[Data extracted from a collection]
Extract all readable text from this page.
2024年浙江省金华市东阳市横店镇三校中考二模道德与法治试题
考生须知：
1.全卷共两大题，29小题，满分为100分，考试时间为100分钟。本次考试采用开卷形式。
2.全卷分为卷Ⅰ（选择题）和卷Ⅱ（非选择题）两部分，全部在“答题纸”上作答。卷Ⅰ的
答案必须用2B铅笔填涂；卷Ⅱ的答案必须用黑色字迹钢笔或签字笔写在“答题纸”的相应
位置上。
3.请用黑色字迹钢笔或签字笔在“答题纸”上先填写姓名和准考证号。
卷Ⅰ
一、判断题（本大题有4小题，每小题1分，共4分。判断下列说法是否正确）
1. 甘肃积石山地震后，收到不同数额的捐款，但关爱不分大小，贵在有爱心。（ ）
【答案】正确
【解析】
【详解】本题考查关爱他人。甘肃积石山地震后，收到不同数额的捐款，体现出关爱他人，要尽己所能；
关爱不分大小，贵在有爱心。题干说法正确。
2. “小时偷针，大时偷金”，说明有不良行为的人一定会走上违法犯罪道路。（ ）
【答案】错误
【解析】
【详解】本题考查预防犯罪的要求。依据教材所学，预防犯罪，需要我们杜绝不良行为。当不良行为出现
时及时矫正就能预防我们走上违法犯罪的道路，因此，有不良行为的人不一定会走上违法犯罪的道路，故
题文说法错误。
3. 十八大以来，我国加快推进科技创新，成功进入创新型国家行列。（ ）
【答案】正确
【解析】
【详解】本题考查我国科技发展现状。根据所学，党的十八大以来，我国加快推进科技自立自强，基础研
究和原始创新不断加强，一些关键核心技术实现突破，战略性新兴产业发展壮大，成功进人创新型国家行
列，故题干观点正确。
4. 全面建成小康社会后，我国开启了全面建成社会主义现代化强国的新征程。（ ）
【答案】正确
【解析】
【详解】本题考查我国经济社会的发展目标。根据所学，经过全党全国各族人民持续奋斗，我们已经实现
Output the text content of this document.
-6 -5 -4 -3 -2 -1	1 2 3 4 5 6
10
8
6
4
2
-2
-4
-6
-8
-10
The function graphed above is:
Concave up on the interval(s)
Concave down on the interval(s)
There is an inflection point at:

PROBLEM TO WORK ON: Write out the data exactly as it stands.

WRITTEN ANSWER:
Extract all readable text from this page.
2024年浙江省金华市东阳市横店镇三校中考二模道德与法治试题
考生须知：
1.全卷共两大题，29小题，满分为100分，考试时间为100分钟。本次考试采用开卷形式。
2.全卷分为卷Ⅰ（选择题）和卷Ⅱ（非选择题）两部分，全部在“答题纸”上作答。卷Ⅰ的
答案必须用2B铅笔填涂；卷Ⅱ的答案必须用黑色字迹钢笔或签字笔写在“答题纸”的相应
位置上。
3.请用黑色字迹钢笔或签字笔在“答题纸”上先填写姓名和准考证号。
卷Ⅰ
一、判断题（本大题有4小题，每小题1分，共4分。判断下列说法是否正确）
1. 甘肃积石山地震后，收到不同数额的捐款，但关爱不分大小，贵在有爱心。（ ）
【答案】正确
【解析】
【详解】本题考查关爱他人。甘肃积石山地震后，收到不同数额的捐款，体现出关爱他人，要尽己所能；
关爱不分大小，贵在有爱心。题干说法正确。
2. “小时偷针，大时偷金”，说明有不良行为的人一定会走上违法犯罪道路。（ ）
【答案】错误
【解析】
【详解】本题考查预防犯罪的要求。依据教材所学，预防犯罪，需要我们杜绝不良行为。当不良行为出现
时及时矫正就能预防我们走上违法犯罪的道路，因此，有不良行为的人不一定会走上违法犯罪的道路，故
题文说法错误。
3. 十八大以来，我国加快推进科技创新，成功进入创新型国家行列。（ ）
【答案】正确
【解析】
【详解】本题考查我国科技发展现状。根据所学，党的十八大以来，我国加快推进科技自立自强，基础研
究和原始创新不断加强，一些关键核心技术实现突破，战略性新兴产业发展壮大，成功进人创新型国家行
列，故题干观点正确。
4. 全面建成小康社会后，我国开启了全面建成社会主义现代化强国的新征程。（ ）
【答案】正确
【解析】
【详解】本题考查我国经济社会的发展目标。根据所学，经过全党全国各族人民持续奋斗，我们已经实现
Output the text content of this document.
-6 -5 -4 -3 -2 -1	1 2 3 4 5 6
10
8
6
4
2
-2
-4
-6
-8
-10
The function graphed above is:
Concave up on the interval(s)
Concave down on the interval(s)
There is an inflection point at:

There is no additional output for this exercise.